▸ WORK TO COMPLETE:
Print the entries verbatim, leaving out the images they contain.
---- ENTRIES SHOWN
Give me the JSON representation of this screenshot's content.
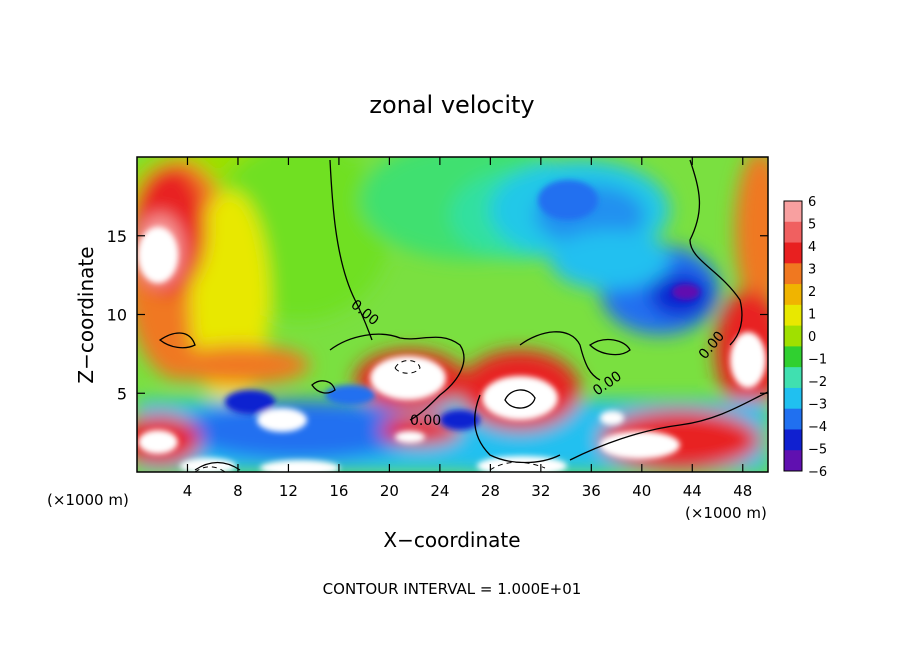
{
  "chart_data": {
    "type": "heatmap",
    "title": "zonal velocity",
    "xlabel": "X−coordinate",
    "ylabel": "Z−coordinate",
    "x_unit_note": "(×1000 m)",
    "y_unit_note": "(×1000 m)",
    "xlim": [
      0,
      50
    ],
    "ylim": [
      0,
      20
    ],
    "x_ticks": [
      4,
      8,
      12,
      16,
      20,
      24,
      28,
      32,
      36,
      40,
      44,
      48
    ],
    "y_ticks": [
      5,
      10,
      15
    ],
    "colorbar": {
      "ticks": [
        "6",
        "5",
        "4",
        "3",
        "2",
        "1",
        "0",
        "−1",
        "−2",
        "−3",
        "−4",
        "−5",
        "−6"
      ],
      "colors": [
        "#f8a0a0",
        "#f06060",
        "#e82020",
        "#f07820",
        "#f0b400",
        "#e8e800",
        "#a0e000",
        "#30d030",
        "#40e0b0",
        "#20c0f0",
        "#2070f0",
        "#1020d0",
        "#6010b0"
      ],
      "above_max_color": "#ffffff"
    },
    "contour_labels": [
      "0.00",
      "0.00",
      "0.00",
      "0.00"
    ],
    "footnote": "CONTOUR INTERVAL = 1.000E+01",
    "grid": false,
    "legend": "colorbar right"
  }
}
--------
▸ REPLY TO THE TASK:
Give me the JSON representation of this screenshot's content.
{
  "chart_data": {
    "type": "heatmap",
    "title": "zonal velocity",
    "xlabel": "X−coordinate",
    "ylabel": "Z−coordinate",
    "x_unit_note": "(×1000 m)",
    "y_unit_note": "(×1000 m)",
    "xlim": [
      0,
      50
    ],
    "ylim": [
      0,
      20
    ],
    "x_ticks": [
      4,
      8,
      12,
      16,
      20,
      24,
      28,
      32,
      36,
      40,
      44,
      48
    ],
    "y_ticks": [
      5,
      10,
      15
    ],
    "colorbar": {
      "ticks": [
        "6",
        "5",
        "4",
        "3",
        "2",
        "1",
        "0",
        "−1",
        "−2",
        "−3",
        "−4",
        "−5",
        "−6"
      ],
      "colors": [
        "#f8a0a0",
        "#f06060",
        "#e82020",
        "#f07820",
        "#f0b400",
        "#e8e800",
        "#a0e000",
        "#30d030",
        "#40e0b0",
        "#20c0f0",
        "#2070f0",
        "#1020d0",
        "#6010b0"
      ],
      "above_max_color": "#ffffff"
    },
    "contour_labels": [
      "0.00",
      "0.00",
      "0.00",
      "0.00"
    ],
    "footnote": "CONTOUR INTERVAL = 1.000E+01",
    "grid": false,
    "legend": "colorbar right"
  }
}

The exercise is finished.